*RECORD LIST:*
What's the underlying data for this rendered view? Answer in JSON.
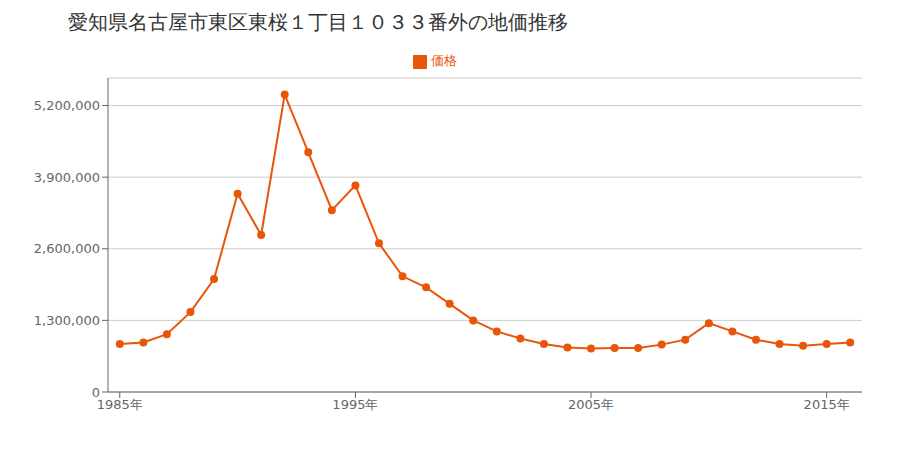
{
  "chart_data": {
    "type": "line",
    "title": "愛知県名古屋市東区東桜１丁目１０３３番外の地価推移",
    "x": [
      1985,
      1986,
      1987,
      1988,
      1989,
      1990,
      1991,
      1992,
      1993,
      1994,
      1995,
      1996,
      1997,
      1998,
      1999,
      2000,
      2001,
      2002,
      2003,
      2004,
      2005,
      2006,
      2007,
      2008,
      2009,
      2010,
      2011,
      2012,
      2013,
      2014,
      2015,
      2016
    ],
    "series": [
      {
        "name": "価格",
        "color": "#e8560a",
        "marker": "circle",
        "values": [
          870000,
          900000,
          1050000,
          1450000,
          2050000,
          3600000,
          2850000,
          5400000,
          4350000,
          3300000,
          3750000,
          2700000,
          2100000,
          1900000,
          1600000,
          1300000,
          1100000,
          970000,
          870000,
          810000,
          790000,
          800000,
          800000,
          860000,
          950000,
          1250000,
          1100000,
          950000,
          870000,
          840000,
          870000,
          900000
        ]
      }
    ],
    "xlim": [
      1984.5,
      2016.5
    ],
    "xticks": [
      {
        "value": 1985,
        "label": "1985年"
      },
      {
        "value": 1995,
        "label": "1995年"
      },
      {
        "value": 2005,
        "label": "2005年"
      },
      {
        "value": 2015,
        "label": "2015年"
      }
    ],
    "ylim": [
      0,
      5700000
    ],
    "yticks": [
      0,
      {
        "value": 1300000,
        "label": "1,300,000"
      },
      {
        "value": 2600000,
        "label": "2,600,000"
      },
      {
        "value": 3900000,
        "label": "3,900,000"
      },
      {
        "value": 5200000,
        "label": "5,200,000"
      }
    ],
    "grid": "y",
    "legend": "top"
  }
}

*AIM OF THE TASK:*
Copy every line of the data word for word, omitting the images.

*RESULT FOR THIS EXERCISE:*
What's the underlying data for this rendered view? Answer in JSON.
{
  "chart_data": {
    "type": "line",
    "title": "愛知県名古屋市東区東桜１丁目１０３３番外の地価推移",
    "x": [
      1985,
      1986,
      1987,
      1988,
      1989,
      1990,
      1991,
      1992,
      1993,
      1994,
      1995,
      1996,
      1997,
      1998,
      1999,
      2000,
      2001,
      2002,
      2003,
      2004,
      2005,
      2006,
      2007,
      2008,
      2009,
      2010,
      2011,
      2012,
      2013,
      2014,
      2015,
      2016
    ],
    "series": [
      {
        "name": "価格",
        "color": "#e8560a",
        "marker": "circle",
        "values": [
          870000,
          900000,
          1050000,
          1450000,
          2050000,
          3600000,
          2850000,
          5400000,
          4350000,
          3300000,
          3750000,
          2700000,
          2100000,
          1900000,
          1600000,
          1300000,
          1100000,
          970000,
          870000,
          810000,
          790000,
          800000,
          800000,
          860000,
          950000,
          1250000,
          1100000,
          950000,
          870000,
          840000,
          870000,
          900000
        ]
      }
    ],
    "xlim": [
      1984.5,
      2016.5
    ],
    "xticks": [
      {
        "value": 1985,
        "label": "1985年"
      },
      {
        "value": 1995,
        "label": "1995年"
      },
      {
        "value": 2005,
        "label": "2005年"
      },
      {
        "value": 2015,
        "label": "2015年"
      }
    ],
    "ylim": [
      0,
      5700000
    ],
    "yticks": [
      0,
      {
        "value": 1300000,
        "label": "1,300,000"
      },
      {
        "value": 2600000,
        "label": "2,600,000"
      },
      {
        "value": 3900000,
        "label": "3,900,000"
      },
      {
        "value": 5200000,
        "label": "5,200,000"
      }
    ],
    "grid": "y",
    "legend": "top"
  }
}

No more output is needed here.